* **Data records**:
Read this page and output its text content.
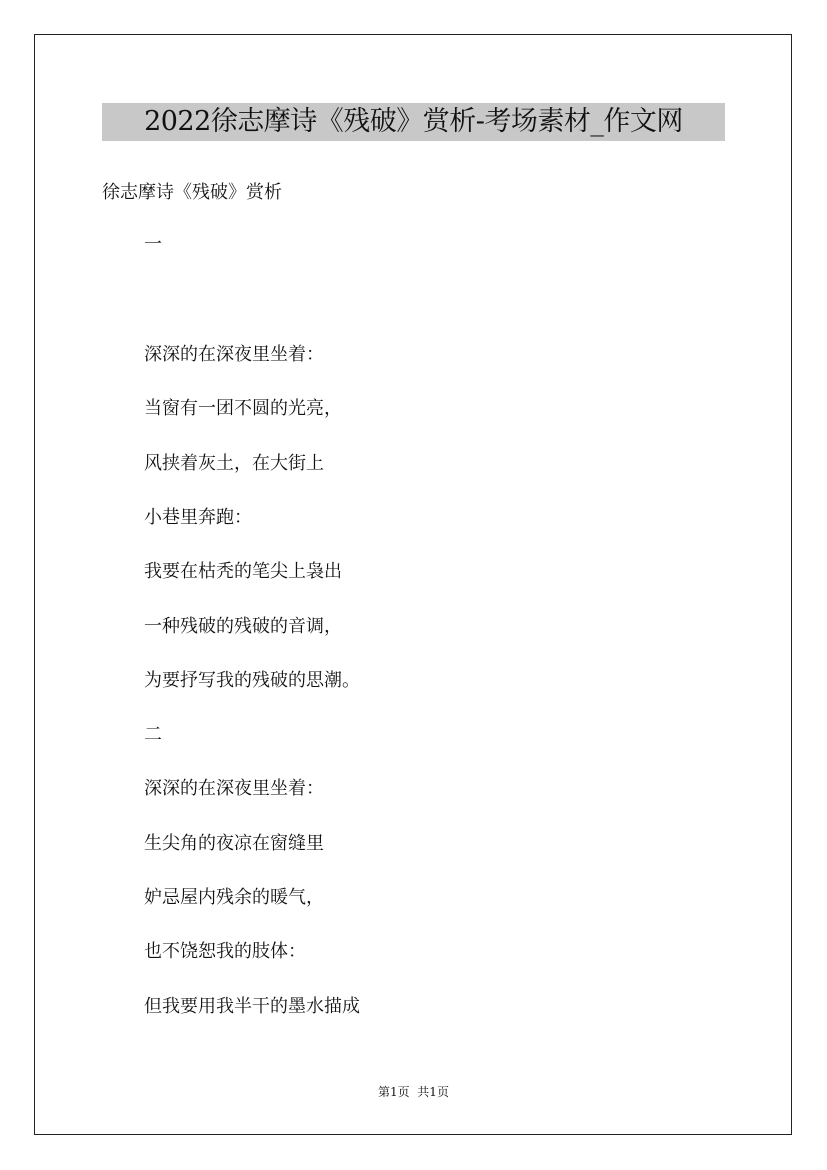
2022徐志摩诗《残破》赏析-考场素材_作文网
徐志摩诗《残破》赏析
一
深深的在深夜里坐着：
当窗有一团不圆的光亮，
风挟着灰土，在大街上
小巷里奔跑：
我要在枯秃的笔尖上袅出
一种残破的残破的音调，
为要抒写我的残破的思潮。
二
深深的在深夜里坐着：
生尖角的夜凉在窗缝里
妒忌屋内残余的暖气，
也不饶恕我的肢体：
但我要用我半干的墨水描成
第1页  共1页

...

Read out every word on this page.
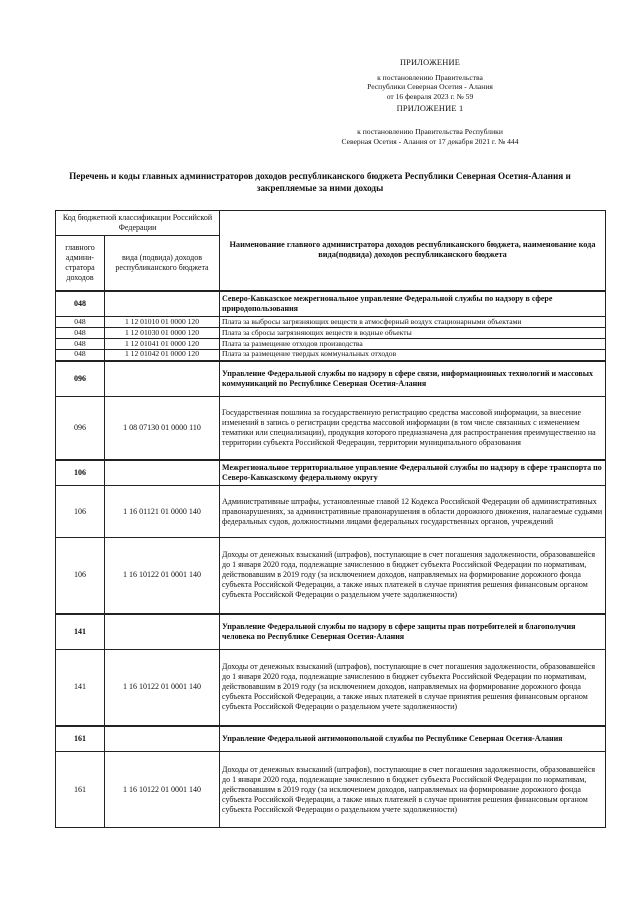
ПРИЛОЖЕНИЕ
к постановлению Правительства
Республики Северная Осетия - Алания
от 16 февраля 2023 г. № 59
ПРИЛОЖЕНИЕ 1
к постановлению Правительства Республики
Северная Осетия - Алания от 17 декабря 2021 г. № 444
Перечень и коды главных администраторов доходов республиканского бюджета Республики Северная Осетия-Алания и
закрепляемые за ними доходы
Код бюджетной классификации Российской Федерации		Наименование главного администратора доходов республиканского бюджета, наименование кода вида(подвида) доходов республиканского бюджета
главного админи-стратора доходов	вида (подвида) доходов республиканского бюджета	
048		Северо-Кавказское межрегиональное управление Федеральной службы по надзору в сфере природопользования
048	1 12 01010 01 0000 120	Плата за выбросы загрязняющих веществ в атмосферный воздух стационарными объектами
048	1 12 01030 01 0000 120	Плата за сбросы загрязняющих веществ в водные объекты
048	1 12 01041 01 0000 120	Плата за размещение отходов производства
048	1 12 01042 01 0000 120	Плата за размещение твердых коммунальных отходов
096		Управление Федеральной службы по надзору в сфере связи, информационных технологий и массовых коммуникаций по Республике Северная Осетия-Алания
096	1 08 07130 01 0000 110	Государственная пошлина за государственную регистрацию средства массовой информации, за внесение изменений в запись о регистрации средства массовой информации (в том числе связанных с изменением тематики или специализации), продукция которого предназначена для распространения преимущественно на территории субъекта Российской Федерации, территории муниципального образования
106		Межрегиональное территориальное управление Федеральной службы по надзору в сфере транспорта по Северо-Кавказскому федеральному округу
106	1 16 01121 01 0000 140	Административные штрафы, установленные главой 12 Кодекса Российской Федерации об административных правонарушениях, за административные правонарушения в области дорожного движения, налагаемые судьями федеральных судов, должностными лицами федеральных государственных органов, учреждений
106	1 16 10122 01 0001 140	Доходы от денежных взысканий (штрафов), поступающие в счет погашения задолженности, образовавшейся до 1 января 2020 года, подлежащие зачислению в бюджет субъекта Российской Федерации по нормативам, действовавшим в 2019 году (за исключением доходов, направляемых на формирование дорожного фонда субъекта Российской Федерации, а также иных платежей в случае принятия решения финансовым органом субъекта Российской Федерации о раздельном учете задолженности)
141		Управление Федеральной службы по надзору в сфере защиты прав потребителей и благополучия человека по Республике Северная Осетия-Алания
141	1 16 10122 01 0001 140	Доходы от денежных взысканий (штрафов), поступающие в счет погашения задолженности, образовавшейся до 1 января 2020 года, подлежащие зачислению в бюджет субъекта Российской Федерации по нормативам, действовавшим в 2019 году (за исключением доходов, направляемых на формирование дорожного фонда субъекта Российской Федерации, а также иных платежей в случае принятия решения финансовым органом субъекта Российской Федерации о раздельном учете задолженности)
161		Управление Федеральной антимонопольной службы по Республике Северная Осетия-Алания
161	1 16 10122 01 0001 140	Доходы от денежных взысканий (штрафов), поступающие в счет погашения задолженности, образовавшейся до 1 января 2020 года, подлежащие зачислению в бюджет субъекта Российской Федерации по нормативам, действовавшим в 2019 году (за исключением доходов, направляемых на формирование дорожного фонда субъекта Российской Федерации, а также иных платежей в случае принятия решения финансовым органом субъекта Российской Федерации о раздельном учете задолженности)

* **THE PROBLEM**: Look above for every line with the word "Read" and copy it.

* **SOLUTION TO THIS EXERCISE**:
Read this page and output its text content.
Read out every word on this page.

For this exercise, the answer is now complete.